# TASK DESCRIPTION
Scan the data below and report how many lines include the word "mers". Nothing else is wanted.

^^^^^^^^^^^^^^^^

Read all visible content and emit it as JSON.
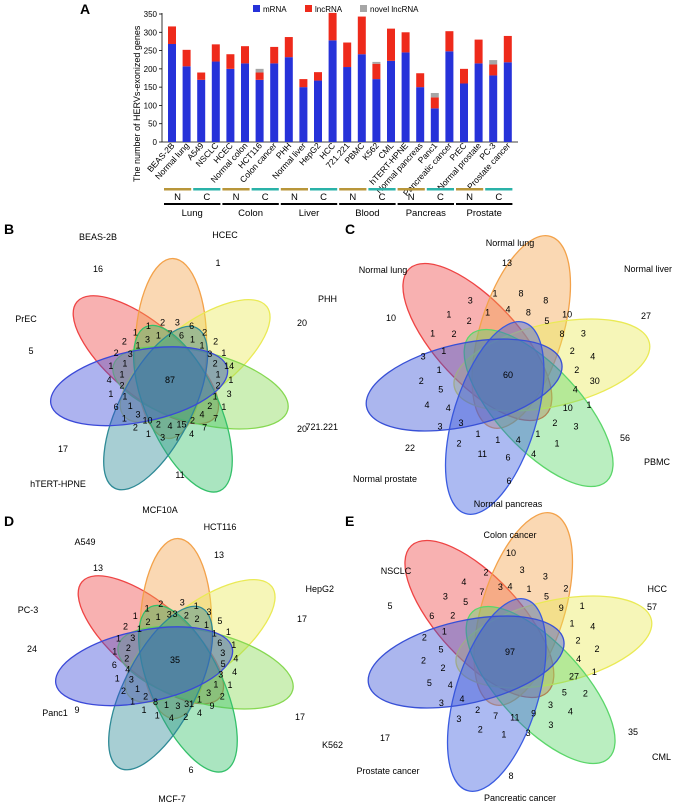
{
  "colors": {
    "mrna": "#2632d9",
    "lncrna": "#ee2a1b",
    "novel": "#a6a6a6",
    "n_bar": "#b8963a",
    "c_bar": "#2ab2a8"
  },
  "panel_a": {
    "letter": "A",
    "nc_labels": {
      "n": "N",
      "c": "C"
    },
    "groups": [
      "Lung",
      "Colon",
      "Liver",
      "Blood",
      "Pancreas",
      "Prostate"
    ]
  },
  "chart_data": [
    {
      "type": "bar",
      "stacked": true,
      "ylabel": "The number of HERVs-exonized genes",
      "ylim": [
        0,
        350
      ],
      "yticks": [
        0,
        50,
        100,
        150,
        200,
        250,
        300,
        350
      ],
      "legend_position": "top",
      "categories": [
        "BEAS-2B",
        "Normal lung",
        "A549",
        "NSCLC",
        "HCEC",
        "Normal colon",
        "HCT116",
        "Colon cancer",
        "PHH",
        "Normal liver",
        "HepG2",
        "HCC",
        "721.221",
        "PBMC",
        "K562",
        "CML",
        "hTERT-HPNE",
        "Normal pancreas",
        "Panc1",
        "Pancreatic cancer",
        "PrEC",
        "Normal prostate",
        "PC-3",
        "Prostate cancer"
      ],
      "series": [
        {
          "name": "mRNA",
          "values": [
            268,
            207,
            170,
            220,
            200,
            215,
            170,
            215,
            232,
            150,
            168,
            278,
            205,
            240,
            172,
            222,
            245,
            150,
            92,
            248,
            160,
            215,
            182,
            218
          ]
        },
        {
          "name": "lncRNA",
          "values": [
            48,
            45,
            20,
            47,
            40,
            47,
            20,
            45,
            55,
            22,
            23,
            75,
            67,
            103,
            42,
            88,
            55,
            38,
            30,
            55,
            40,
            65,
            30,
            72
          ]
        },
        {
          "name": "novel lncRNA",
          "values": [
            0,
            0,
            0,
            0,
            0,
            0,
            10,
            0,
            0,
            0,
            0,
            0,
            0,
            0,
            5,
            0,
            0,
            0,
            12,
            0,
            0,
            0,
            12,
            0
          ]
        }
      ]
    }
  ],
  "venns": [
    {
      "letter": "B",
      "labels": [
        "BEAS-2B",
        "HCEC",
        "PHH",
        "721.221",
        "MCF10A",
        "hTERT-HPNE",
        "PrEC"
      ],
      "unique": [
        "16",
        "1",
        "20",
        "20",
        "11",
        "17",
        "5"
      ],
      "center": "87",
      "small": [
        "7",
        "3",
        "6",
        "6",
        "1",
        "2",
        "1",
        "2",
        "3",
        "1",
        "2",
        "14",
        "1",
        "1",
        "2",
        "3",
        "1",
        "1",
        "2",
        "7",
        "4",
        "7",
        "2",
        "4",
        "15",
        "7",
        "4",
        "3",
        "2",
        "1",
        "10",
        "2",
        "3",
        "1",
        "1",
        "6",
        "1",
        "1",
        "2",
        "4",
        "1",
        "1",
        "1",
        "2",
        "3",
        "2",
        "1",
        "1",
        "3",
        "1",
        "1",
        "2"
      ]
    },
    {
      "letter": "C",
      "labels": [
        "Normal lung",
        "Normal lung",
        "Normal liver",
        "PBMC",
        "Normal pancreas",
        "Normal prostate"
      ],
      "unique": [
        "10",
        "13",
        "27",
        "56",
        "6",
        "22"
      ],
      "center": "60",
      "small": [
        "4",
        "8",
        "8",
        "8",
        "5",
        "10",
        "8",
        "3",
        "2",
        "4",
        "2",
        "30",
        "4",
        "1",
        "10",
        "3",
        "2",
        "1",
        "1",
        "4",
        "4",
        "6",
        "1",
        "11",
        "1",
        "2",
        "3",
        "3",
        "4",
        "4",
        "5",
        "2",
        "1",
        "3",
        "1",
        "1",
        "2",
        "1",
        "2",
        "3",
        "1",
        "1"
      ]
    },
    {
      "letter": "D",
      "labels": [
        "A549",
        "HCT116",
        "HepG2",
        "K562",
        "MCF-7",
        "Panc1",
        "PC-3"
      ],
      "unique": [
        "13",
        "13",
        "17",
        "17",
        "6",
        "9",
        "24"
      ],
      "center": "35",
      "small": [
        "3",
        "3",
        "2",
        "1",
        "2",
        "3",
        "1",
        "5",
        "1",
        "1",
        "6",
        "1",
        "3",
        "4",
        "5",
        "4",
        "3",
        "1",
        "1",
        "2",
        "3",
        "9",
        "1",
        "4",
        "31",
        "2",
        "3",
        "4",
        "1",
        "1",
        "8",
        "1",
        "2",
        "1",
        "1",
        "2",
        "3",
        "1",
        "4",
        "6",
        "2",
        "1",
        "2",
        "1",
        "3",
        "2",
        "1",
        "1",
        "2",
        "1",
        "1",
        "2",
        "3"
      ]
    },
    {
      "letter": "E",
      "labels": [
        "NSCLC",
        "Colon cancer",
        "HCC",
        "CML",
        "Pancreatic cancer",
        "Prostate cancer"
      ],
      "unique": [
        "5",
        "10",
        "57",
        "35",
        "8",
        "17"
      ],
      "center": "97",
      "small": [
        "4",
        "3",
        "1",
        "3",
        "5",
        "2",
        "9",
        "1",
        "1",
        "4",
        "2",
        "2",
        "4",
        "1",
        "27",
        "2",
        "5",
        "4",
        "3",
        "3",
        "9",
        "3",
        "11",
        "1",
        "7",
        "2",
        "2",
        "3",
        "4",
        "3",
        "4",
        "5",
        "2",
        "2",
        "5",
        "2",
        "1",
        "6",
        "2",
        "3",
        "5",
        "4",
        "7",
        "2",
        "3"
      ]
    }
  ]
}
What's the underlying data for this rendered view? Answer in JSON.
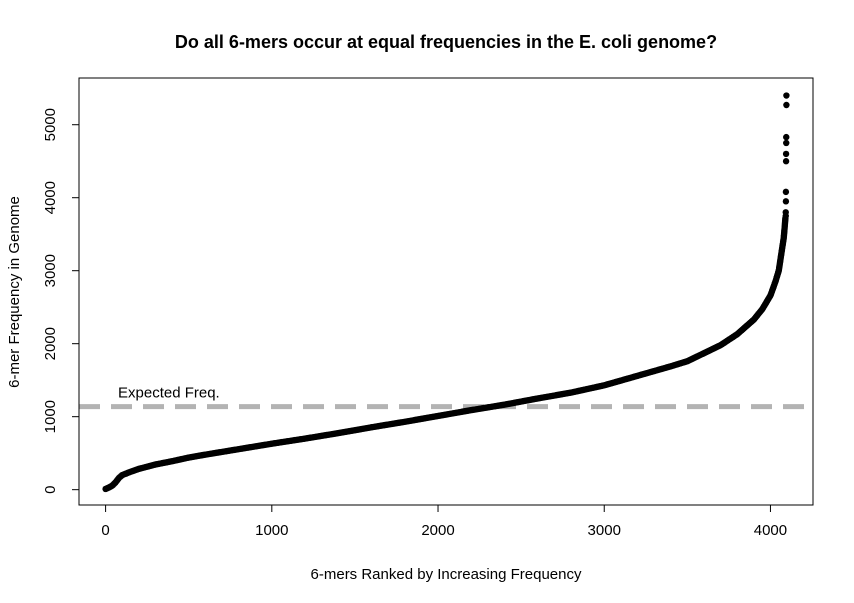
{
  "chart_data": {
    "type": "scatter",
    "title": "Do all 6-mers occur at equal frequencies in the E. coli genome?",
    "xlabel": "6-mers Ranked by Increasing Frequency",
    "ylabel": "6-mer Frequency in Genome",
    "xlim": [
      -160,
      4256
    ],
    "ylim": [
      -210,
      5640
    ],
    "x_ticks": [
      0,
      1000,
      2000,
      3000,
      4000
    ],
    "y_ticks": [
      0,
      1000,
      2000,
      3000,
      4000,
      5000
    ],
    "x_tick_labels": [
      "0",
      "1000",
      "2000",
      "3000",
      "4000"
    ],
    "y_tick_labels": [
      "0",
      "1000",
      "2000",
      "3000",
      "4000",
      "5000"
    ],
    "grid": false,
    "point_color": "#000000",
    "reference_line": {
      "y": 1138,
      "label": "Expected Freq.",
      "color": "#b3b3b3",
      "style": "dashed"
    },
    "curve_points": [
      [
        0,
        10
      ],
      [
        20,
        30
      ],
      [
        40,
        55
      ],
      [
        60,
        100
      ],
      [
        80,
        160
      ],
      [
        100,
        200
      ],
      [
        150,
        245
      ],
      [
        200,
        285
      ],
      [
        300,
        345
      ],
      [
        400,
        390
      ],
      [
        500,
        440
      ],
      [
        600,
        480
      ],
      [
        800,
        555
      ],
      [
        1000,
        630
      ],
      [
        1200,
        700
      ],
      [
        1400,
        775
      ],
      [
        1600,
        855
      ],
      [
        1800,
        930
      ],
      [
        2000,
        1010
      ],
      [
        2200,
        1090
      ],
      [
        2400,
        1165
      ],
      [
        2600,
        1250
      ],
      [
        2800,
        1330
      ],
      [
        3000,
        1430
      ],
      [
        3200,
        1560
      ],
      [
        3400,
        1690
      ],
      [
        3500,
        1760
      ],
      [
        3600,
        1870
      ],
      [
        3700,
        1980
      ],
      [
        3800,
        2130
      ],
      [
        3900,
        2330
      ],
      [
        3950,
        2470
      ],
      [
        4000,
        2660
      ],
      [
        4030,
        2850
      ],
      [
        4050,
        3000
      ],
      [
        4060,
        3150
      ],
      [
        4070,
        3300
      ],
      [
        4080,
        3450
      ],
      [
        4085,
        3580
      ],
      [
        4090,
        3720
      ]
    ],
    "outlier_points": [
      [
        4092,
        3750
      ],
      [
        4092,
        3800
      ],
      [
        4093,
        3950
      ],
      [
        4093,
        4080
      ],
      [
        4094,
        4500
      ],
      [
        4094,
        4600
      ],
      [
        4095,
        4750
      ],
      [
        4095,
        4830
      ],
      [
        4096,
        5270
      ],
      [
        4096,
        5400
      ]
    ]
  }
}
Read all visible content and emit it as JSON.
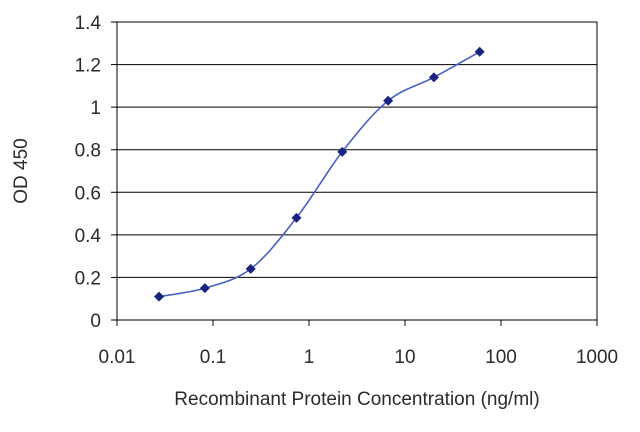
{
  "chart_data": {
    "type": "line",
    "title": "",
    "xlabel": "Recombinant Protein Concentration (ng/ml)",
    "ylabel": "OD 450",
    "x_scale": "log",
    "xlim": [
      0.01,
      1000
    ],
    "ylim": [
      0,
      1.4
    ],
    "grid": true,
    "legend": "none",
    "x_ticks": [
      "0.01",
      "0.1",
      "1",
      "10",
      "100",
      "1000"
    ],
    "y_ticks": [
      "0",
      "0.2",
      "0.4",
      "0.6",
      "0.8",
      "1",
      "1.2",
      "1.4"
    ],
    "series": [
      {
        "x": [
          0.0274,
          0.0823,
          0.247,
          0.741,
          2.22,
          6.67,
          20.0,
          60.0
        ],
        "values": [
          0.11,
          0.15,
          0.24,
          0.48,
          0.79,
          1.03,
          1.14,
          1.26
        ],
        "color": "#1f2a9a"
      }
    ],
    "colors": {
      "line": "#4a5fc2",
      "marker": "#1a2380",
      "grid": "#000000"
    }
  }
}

^^^^^^^^^^^^^^^^

# TASK OUTPUT
2